──────── Extracted data ────────

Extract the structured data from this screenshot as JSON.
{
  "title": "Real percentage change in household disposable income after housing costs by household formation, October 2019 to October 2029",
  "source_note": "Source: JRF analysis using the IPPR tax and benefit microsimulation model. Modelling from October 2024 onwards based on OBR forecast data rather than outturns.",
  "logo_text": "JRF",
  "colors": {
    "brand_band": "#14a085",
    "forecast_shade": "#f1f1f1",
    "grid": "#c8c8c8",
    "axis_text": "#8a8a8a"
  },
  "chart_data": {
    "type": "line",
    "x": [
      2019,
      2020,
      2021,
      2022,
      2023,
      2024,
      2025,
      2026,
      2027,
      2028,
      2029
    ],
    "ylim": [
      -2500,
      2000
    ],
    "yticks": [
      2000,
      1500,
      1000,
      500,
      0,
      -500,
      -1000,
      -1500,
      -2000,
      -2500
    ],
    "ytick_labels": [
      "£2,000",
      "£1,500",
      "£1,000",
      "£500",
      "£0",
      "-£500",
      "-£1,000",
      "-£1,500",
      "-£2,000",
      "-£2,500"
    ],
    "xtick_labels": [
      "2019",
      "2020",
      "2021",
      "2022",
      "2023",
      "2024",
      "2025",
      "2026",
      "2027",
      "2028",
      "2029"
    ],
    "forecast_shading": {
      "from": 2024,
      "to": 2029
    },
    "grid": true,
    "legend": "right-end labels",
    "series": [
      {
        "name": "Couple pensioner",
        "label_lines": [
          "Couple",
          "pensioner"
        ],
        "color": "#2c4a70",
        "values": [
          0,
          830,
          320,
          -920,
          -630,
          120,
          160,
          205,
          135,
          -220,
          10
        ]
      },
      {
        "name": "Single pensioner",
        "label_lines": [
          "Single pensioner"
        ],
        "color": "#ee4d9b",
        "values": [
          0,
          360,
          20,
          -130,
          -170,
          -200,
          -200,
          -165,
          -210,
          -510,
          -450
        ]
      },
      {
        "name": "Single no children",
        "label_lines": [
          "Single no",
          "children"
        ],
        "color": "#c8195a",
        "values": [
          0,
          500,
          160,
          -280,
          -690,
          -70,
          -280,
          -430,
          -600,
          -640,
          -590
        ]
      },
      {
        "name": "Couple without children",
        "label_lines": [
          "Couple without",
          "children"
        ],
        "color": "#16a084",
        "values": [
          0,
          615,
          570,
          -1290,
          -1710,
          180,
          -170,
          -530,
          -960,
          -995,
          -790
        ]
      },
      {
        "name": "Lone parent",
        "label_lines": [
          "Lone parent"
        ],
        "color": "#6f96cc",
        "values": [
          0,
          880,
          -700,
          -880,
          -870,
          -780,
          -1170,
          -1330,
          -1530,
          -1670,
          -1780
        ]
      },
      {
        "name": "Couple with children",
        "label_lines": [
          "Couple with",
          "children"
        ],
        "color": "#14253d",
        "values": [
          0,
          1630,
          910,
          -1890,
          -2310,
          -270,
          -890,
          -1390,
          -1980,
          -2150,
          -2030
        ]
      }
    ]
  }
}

────────

Copy out the material word for word and line for line.

Answer below:
Extract the structured data from this screenshot as JSON.
{
  "title": "Real percentage change in household disposable income after housing costs by household formation, October 2019 to October 2029",
  "source_note": "Source: JRF analysis using the IPPR tax and benefit microsimulation model. Modelling from October 2024 onwards based on OBR forecast data rather than outturns.",
  "logo_text": "JRF",
  "colors": {
    "brand_band": "#14a085",
    "forecast_shade": "#f1f1f1",
    "grid": "#c8c8c8",
    "axis_text": "#8a8a8a"
  },
  "chart_data": {
    "type": "line",
    "x": [
      2019,
      2020,
      2021,
      2022,
      2023,
      2024,
      2025,
      2026,
      2027,
      2028,
      2029
    ],
    "ylim": [
      -2500,
      2000
    ],
    "yticks": [
      2000,
      1500,
      1000,
      500,
      0,
      -500,
      -1000,
      -1500,
      -2000,
      -2500
    ],
    "ytick_labels": [
      "£2,000",
      "£1,500",
      "£1,000",
      "£500",
      "£0",
      "-£500",
      "-£1,000",
      "-£1,500",
      "-£2,000",
      "-£2,500"
    ],
    "xtick_labels": [
      "2019",
      "2020",
      "2021",
      "2022",
      "2023",
      "2024",
      "2025",
      "2026",
      "2027",
      "2028",
      "2029"
    ],
    "forecast_shading": {
      "from": 2024,
      "to": 2029
    },
    "grid": true,
    "legend": "right-end labels",
    "series": [
      {
        "name": "Couple pensioner",
        "label_lines": [
          "Couple",
          "pensioner"
        ],
        "color": "#2c4a70",
        "values": [
          0,
          830,
          320,
          -920,
          -630,
          120,
          160,
          205,
          135,
          -220,
          10
        ]
      },
      {
        "name": "Single pensioner",
        "label_lines": [
          "Single pensioner"
        ],
        "color": "#ee4d9b",
        "values": [
          0,
          360,
          20,
          -130,
          -170,
          -200,
          -200,
          -165,
          -210,
          -510,
          -450
        ]
      },
      {
        "name": "Single no children",
        "label_lines": [
          "Single no",
          "children"
        ],
        "color": "#c8195a",
        "values": [
          0,
          500,
          160,
          -280,
          -690,
          -70,
          -280,
          -430,
          -600,
          -640,
          -590
        ]
      },
      {
        "name": "Couple without children",
        "label_lines": [
          "Couple without",
          "children"
        ],
        "color": "#16a084",
        "values": [
          0,
          615,
          570,
          -1290,
          -1710,
          180,
          -170,
          -530,
          -960,
          -995,
          -790
        ]
      },
      {
        "name": "Lone parent",
        "label_lines": [
          "Lone parent"
        ],
        "color": "#6f96cc",
        "values": [
          0,
          880,
          -700,
          -880,
          -870,
          -780,
          -1170,
          -1330,
          -1530,
          -1670,
          -1780
        ]
      },
      {
        "name": "Couple with children",
        "label_lines": [
          "Couple with",
          "children"
        ],
        "color": "#14253d",
        "values": [
          0,
          1630,
          910,
          -1890,
          -2310,
          -270,
          -890,
          -1390,
          -1980,
          -2150,
          -2030
        ]
      }
    ]
  }
}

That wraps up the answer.